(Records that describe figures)
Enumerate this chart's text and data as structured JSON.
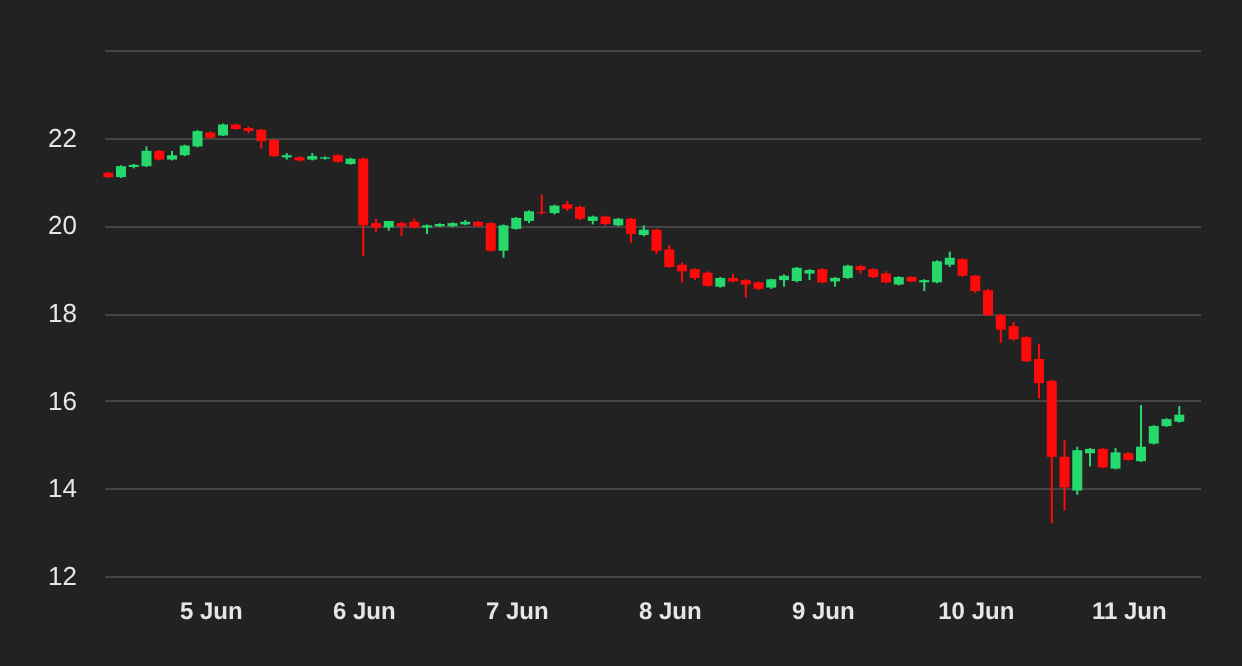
{
  "chart_data": {
    "type": "candlestick",
    "x": [
      "--06-04T08:00",
      "--06-04T10:00",
      "--06-04T12:00",
      "--06-04T14:00",
      "--06-04T16:00",
      "--06-04T18:00",
      "--06-04T20:00",
      "--06-04T22:00",
      "--06-05T00:00",
      "--06-05T02:00",
      "--06-05T04:00",
      "--06-05T06:00",
      "--06-05T08:00",
      "--06-05T10:00",
      "--06-05T12:00",
      "--06-05T14:00",
      "--06-05T16:00",
      "--06-05T18:00",
      "--06-05T20:00",
      "--06-05T22:00",
      "--06-06T00:00",
      "--06-06T02:00",
      "--06-06T04:00",
      "--06-06T06:00",
      "--06-06T08:00",
      "--06-06T10:00",
      "--06-06T12:00",
      "--06-06T14:00",
      "--06-06T16:00",
      "--06-06T18:00",
      "--06-06T20:00",
      "--06-06T22:00",
      "--06-07T00:00",
      "--06-07T02:00",
      "--06-07T04:00",
      "--06-07T06:00",
      "--06-07T08:00",
      "--06-07T10:00",
      "--06-07T12:00",
      "--06-07T14:00",
      "--06-07T16:00",
      "--06-07T18:00",
      "--06-07T20:00",
      "--06-07T22:00",
      "--06-08T00:00",
      "--06-08T02:00",
      "--06-08T04:00",
      "--06-08T06:00",
      "--06-08T08:00",
      "--06-08T10:00",
      "--06-08T12:00",
      "--06-08T14:00",
      "--06-08T16:00",
      "--06-08T18:00",
      "--06-08T20:00",
      "--06-08T22:00",
      "--06-09T00:00",
      "--06-09T02:00",
      "--06-09T04:00",
      "--06-09T06:00",
      "--06-09T08:00",
      "--06-09T10:00",
      "--06-09T12:00",
      "--06-09T14:00",
      "--06-09T16:00",
      "--06-09T18:00",
      "--06-09T20:00",
      "--06-09T22:00",
      "--06-10T00:00",
      "--06-10T02:00",
      "--06-10T04:00",
      "--06-10T06:00",
      "--06-10T08:00",
      "--06-10T10:00",
      "--06-10T12:00",
      "--06-10T14:00",
      "--06-10T16:00",
      "--06-10T18:00",
      "--06-10T20:00",
      "--06-10T22:00",
      "--06-11T00:00",
      "--06-11T02:00",
      "--06-11T04:00",
      "--06-11T06:00",
      "--06-11T08:00"
    ],
    "ohlc": [
      [
        21.2,
        21.22,
        21.08,
        21.1
      ],
      [
        21.1,
        21.37,
        21.08,
        21.35
      ],
      [
        21.33,
        21.4,
        21.3,
        21.38
      ],
      [
        21.35,
        21.8,
        21.33,
        21.7
      ],
      [
        21.7,
        21.72,
        21.48,
        21.5
      ],
      [
        21.5,
        21.7,
        21.48,
        21.6
      ],
      [
        21.6,
        21.84,
        21.58,
        21.82
      ],
      [
        21.8,
        22.17,
        21.78,
        22.15
      ],
      [
        22.12,
        22.14,
        21.98,
        22.0
      ],
      [
        22.05,
        22.32,
        22.04,
        22.3
      ],
      [
        22.3,
        22.32,
        22.18,
        22.2
      ],
      [
        22.22,
        22.26,
        22.1,
        22.15
      ],
      [
        22.18,
        22.2,
        21.75,
        21.92
      ],
      [
        21.95,
        21.97,
        21.56,
        21.58
      ],
      [
        21.55,
        21.65,
        21.5,
        21.6
      ],
      [
        21.55,
        21.58,
        21.45,
        21.48
      ],
      [
        21.5,
        21.65,
        21.48,
        21.58
      ],
      [
        21.52,
        21.57,
        21.5,
        21.55
      ],
      [
        21.6,
        21.62,
        21.43,
        21.45
      ],
      [
        21.4,
        21.54,
        21.38,
        21.52
      ],
      [
        21.52,
        21.55,
        19.3,
        20.0
      ],
      [
        20.05,
        20.15,
        19.85,
        19.95
      ],
      [
        19.95,
        20.1,
        19.88,
        20.1
      ],
      [
        20.05,
        20.08,
        19.76,
        19.98
      ],
      [
        20.08,
        20.15,
        19.93,
        19.95
      ],
      [
        19.95,
        20.02,
        19.8,
        20.0
      ],
      [
        19.98,
        20.05,
        19.96,
        20.03
      ],
      [
        19.98,
        20.07,
        19.96,
        20.05
      ],
      [
        20.02,
        20.12,
        20.0,
        20.08
      ],
      [
        20.08,
        20.1,
        19.96,
        19.98
      ],
      [
        20.05,
        20.07,
        19.4,
        19.42
      ],
      [
        19.42,
        20.02,
        19.26,
        20.0
      ],
      [
        19.92,
        20.19,
        19.9,
        20.17
      ],
      [
        20.1,
        20.34,
        20.05,
        20.32
      ],
      [
        20.3,
        20.7,
        20.25,
        20.28
      ],
      [
        20.28,
        20.47,
        20.25,
        20.45
      ],
      [
        20.48,
        20.55,
        20.33,
        20.38
      ],
      [
        20.42,
        20.45,
        20.12,
        20.15
      ],
      [
        20.1,
        20.22,
        20.02,
        20.2
      ],
      [
        20.2,
        20.22,
        20.0,
        20.03
      ],
      [
        20.0,
        20.17,
        19.98,
        20.15
      ],
      [
        20.15,
        20.17,
        19.6,
        19.8
      ],
      [
        19.78,
        20.0,
        19.75,
        19.9
      ],
      [
        19.9,
        19.92,
        19.35,
        19.42
      ],
      [
        19.45,
        19.55,
        19.03,
        19.05
      ],
      [
        19.1,
        19.15,
        18.7,
        18.95
      ],
      [
        19.0,
        19.02,
        18.75,
        18.8
      ],
      [
        18.92,
        18.95,
        18.6,
        18.62
      ],
      [
        18.6,
        18.82,
        18.58,
        18.8
      ],
      [
        18.8,
        18.9,
        18.7,
        18.72
      ],
      [
        18.75,
        18.78,
        18.35,
        18.65
      ],
      [
        18.7,
        18.72,
        18.52,
        18.55
      ],
      [
        18.58,
        18.78,
        18.55,
        18.77
      ],
      [
        18.75,
        18.88,
        18.6,
        18.85
      ],
      [
        18.73,
        19.05,
        18.7,
        19.03
      ],
      [
        18.9,
        19.0,
        18.75,
        18.98
      ],
      [
        19.0,
        19.02,
        18.68,
        18.7
      ],
      [
        18.72,
        18.82,
        18.6,
        18.8
      ],
      [
        18.8,
        19.1,
        18.78,
        19.08
      ],
      [
        19.07,
        19.09,
        18.9,
        18.98
      ],
      [
        19.0,
        19.02,
        18.8,
        18.82
      ],
      [
        18.9,
        18.95,
        18.68,
        18.7
      ],
      [
        18.65,
        18.84,
        18.63,
        18.82
      ],
      [
        18.82,
        18.84,
        18.7,
        18.72
      ],
      [
        18.7,
        18.77,
        18.5,
        18.75
      ],
      [
        18.7,
        19.2,
        18.68,
        19.18
      ],
      [
        19.1,
        19.4,
        19.05,
        19.26
      ],
      [
        19.23,
        19.25,
        18.83,
        18.85
      ],
      [
        18.85,
        18.87,
        18.46,
        18.5
      ],
      [
        18.52,
        18.55,
        17.93,
        17.95
      ],
      [
        17.95,
        17.98,
        17.32,
        17.62
      ],
      [
        17.7,
        17.8,
        17.37,
        17.4
      ],
      [
        17.45,
        17.47,
        16.88,
        16.9
      ],
      [
        16.95,
        17.3,
        16.05,
        16.4
      ],
      [
        16.45,
        16.48,
        13.2,
        14.72
      ],
      [
        14.72,
        15.1,
        13.5,
        14.02
      ],
      [
        13.95,
        14.95,
        13.85,
        14.87
      ],
      [
        14.8,
        14.92,
        14.5,
        14.9
      ],
      [
        14.9,
        14.92,
        14.46,
        14.48
      ],
      [
        14.45,
        14.92,
        14.43,
        14.82
      ],
      [
        14.8,
        14.83,
        14.63,
        14.65
      ],
      [
        14.62,
        15.9,
        14.6,
        14.95
      ],
      [
        15.02,
        15.44,
        15.0,
        15.42
      ],
      [
        15.42,
        15.6,
        15.4,
        15.58
      ],
      [
        15.52,
        15.88,
        15.5,
        15.68
      ]
    ],
    "colors": [
      "#ff0a0a",
      "#27d96c",
      "#27d96c",
      "#27d96c",
      "#ff0a0a",
      "#27d96c",
      "#27d96c",
      "#27d96c",
      "#ff0a0a",
      "#27d96c",
      "#ff0a0a",
      "#ff0a0a",
      "#ff0a0a",
      "#ff0a0a",
      "#27d96c",
      "#ff0a0a",
      "#27d96c",
      "#27d96c",
      "#ff0a0a",
      "#27d96c",
      "#ff0a0a",
      "#ff0a0a",
      "#27d96c",
      "#ff0a0a",
      "#ff0a0a",
      "#27d96c",
      "#27d96c",
      "#27d96c",
      "#27d96c",
      "#ff0a0a",
      "#ff0a0a",
      "#27d96c",
      "#27d96c",
      "#27d96c",
      "#ff0a0a",
      "#27d96c",
      "#ff0a0a",
      "#ff0a0a",
      "#27d96c",
      "#ff0a0a",
      "#27d96c",
      "#ff0a0a",
      "#27d96c",
      "#ff0a0a",
      "#ff0a0a",
      "#ff0a0a",
      "#ff0a0a",
      "#ff0a0a",
      "#27d96c",
      "#ff0a0a",
      "#ff0a0a",
      "#ff0a0a",
      "#27d96c",
      "#27d96c",
      "#27d96c",
      "#27d96c",
      "#ff0a0a",
      "#27d96c",
      "#27d96c",
      "#ff0a0a",
      "#ff0a0a",
      "#ff0a0a",
      "#27d96c",
      "#ff0a0a",
      "#27d96c",
      "#27d96c",
      "#27d96c",
      "#ff0a0a",
      "#ff0a0a",
      "#ff0a0a",
      "#ff0a0a",
      "#ff0a0a",
      "#ff0a0a",
      "#ff0a0a",
      "#ff0a0a",
      "#ff0a0a",
      "#27d96c",
      "#27d96c",
      "#ff0a0a",
      "#27d96c",
      "#ff0a0a",
      "#27d96c",
      "#27d96c",
      "#27d96c",
      "#27d96c"
    ],
    "xlim": [
      "--06-04T07:20",
      "--06-11T11:15"
    ],
    "xticks": [
      {
        "value": "--06-05",
        "label": "5 Jun"
      },
      {
        "value": "--06-06",
        "label": "6 Jun"
      },
      {
        "value": "--06-07",
        "label": "7 Jun"
      },
      {
        "value": "--06-08",
        "label": "8 Jun"
      },
      {
        "value": "--06-09",
        "label": "9 Jun"
      },
      {
        "value": "--06-10",
        "label": "10 Jun"
      },
      {
        "value": "--06-11",
        "label": "11 Jun"
      }
    ],
    "ylim": [
      12,
      24
    ],
    "yticks": [
      12,
      14,
      16,
      18,
      20,
      22,
      {
        "value": 24,
        "label": null
      }
    ],
    "grid": "y"
  }
}
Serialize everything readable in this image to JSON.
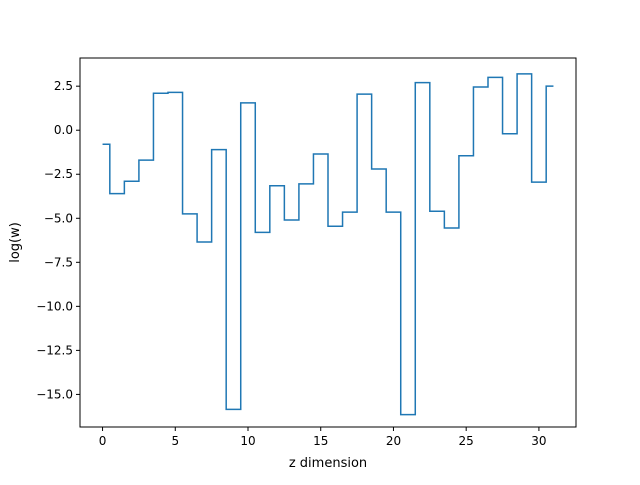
{
  "chart_data": {
    "type": "line",
    "drawstyle": "steps-mid",
    "title": "",
    "xlabel": "z dimension",
    "ylabel": "log(w)",
    "xlim": [
      -1.55,
      32.55
    ],
    "ylim": [
      -16.85,
      4.1
    ],
    "xticks": [
      0,
      5,
      10,
      15,
      20,
      25,
      30
    ],
    "xtick_labels": [
      "0",
      "5",
      "10",
      "15",
      "20",
      "25",
      "30"
    ],
    "yticks": [
      2.5,
      0.0,
      -2.5,
      -5.0,
      -7.5,
      -10.0,
      -12.5,
      -15.0
    ],
    "ytick_labels": [
      "2.5",
      "0.0",
      "−2.5",
      "−5.0",
      "−7.5",
      "−10.0",
      "−12.5",
      "−15.0"
    ],
    "grid": false,
    "legend": "none",
    "series": [
      {
        "color": "#1f77b4",
        "x": [
          0,
          1,
          2,
          3,
          4,
          5,
          6,
          7,
          8,
          9,
          10,
          11,
          12,
          13,
          14,
          15,
          16,
          17,
          18,
          19,
          20,
          21,
          22,
          23,
          24,
          25,
          26,
          27,
          28,
          29,
          30,
          31
        ],
        "y": [
          -0.8,
          -3.6,
          -2.9,
          -1.7,
          2.1,
          2.15,
          -4.75,
          -6.35,
          -1.1,
          -15.85,
          1.55,
          -5.8,
          -3.15,
          -5.1,
          -3.05,
          -1.35,
          -5.45,
          -4.65,
          2.05,
          -2.2,
          -4.65,
          -16.15,
          2.7,
          -4.6,
          -5.55,
          -1.45,
          2.45,
          3.0,
          -0.2,
          3.2,
          -2.95,
          2.5
        ]
      }
    ]
  }
}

[EXERCISE INSTRUCTIONS]: In the listing above, locate each line with "JSON" and copy it.

[SOLUTION TO THE PROBLEM]:
Enumerate this chart's text and data as structured JSON.
Serialize everything readable in this image to JSON.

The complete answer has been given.